# Your task
Look for the string "Rolle" in every line, and copy each line that has it.

------ Data listing ------

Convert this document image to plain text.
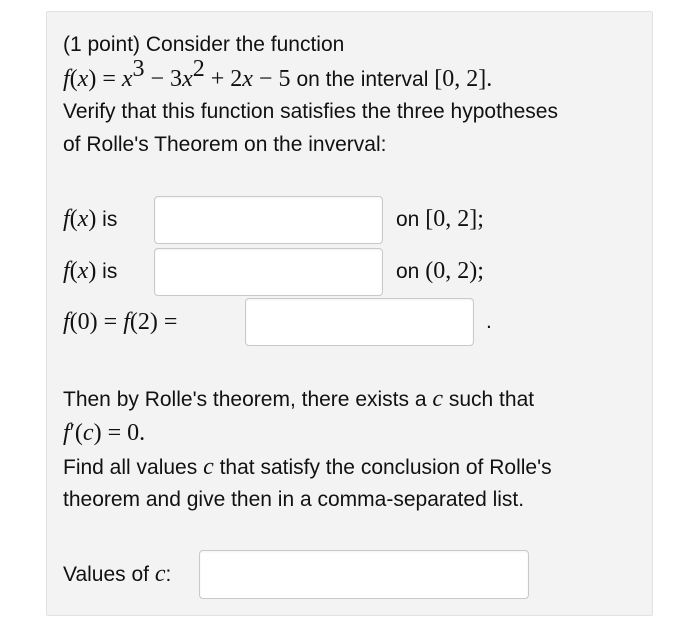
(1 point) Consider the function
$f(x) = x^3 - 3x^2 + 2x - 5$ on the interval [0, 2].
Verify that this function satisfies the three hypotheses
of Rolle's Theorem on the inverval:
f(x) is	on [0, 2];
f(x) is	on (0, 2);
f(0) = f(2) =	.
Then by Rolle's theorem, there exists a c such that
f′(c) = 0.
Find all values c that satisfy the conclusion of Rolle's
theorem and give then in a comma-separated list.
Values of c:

------
------ Data listing ------

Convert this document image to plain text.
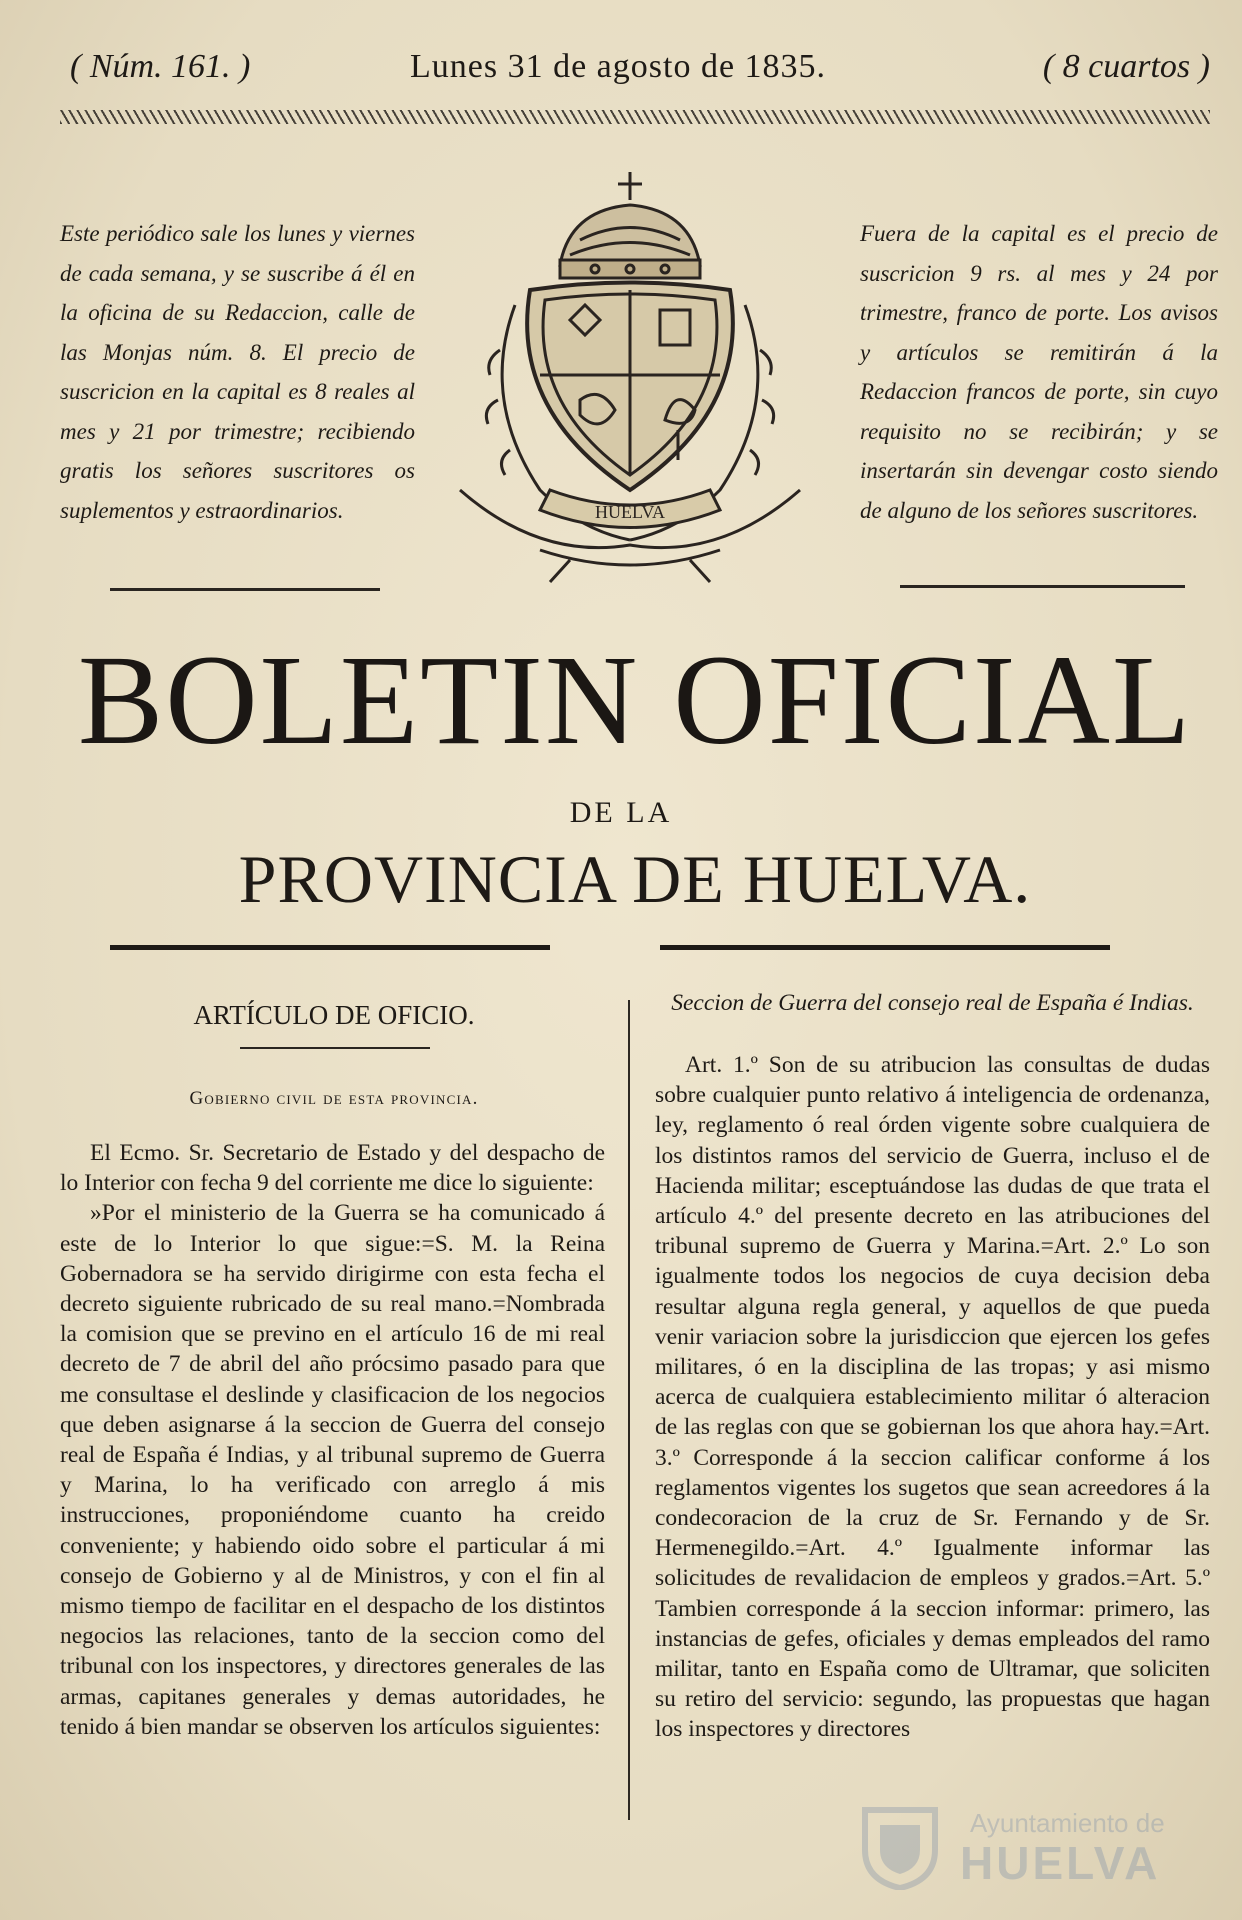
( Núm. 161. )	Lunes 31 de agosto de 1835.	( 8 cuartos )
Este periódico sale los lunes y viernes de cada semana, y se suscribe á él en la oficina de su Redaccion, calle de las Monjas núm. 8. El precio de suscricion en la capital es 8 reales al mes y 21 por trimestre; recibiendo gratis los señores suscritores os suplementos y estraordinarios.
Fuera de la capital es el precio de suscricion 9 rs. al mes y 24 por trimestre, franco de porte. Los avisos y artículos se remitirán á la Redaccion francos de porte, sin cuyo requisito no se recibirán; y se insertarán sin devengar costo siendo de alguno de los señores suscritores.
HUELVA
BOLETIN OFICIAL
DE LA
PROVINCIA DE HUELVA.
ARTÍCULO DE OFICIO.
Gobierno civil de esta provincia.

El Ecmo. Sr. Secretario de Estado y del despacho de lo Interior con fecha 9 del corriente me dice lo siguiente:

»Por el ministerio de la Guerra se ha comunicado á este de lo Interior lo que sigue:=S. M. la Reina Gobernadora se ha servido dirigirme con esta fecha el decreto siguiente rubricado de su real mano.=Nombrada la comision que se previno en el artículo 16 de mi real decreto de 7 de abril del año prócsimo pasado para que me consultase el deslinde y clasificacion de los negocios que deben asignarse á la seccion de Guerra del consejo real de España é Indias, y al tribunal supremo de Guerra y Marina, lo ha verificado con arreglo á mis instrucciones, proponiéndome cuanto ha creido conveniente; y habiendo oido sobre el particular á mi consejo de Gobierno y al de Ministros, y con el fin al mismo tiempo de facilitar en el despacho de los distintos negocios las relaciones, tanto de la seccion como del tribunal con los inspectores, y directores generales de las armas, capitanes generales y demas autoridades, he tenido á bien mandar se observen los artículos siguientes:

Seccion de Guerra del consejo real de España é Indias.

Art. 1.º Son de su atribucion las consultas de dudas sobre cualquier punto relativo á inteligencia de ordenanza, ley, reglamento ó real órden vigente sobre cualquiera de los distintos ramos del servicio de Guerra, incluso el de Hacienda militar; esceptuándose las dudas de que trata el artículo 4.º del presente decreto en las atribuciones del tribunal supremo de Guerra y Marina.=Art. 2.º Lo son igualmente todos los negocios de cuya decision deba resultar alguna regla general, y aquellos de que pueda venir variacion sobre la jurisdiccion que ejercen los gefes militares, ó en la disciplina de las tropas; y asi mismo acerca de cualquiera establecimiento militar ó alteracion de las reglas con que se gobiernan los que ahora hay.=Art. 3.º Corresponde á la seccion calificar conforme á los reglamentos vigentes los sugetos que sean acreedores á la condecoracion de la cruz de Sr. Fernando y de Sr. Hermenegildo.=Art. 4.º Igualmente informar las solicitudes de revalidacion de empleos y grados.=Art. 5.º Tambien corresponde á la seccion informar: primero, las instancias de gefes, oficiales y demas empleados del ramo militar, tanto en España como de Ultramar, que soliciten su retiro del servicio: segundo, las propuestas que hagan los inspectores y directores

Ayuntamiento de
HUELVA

------

# Task result
of Rolle's Theorem on the inverval:
Then by Rolle's theorem, there exists a c such that
Find all values c that satisfy the conclusion of Rolle's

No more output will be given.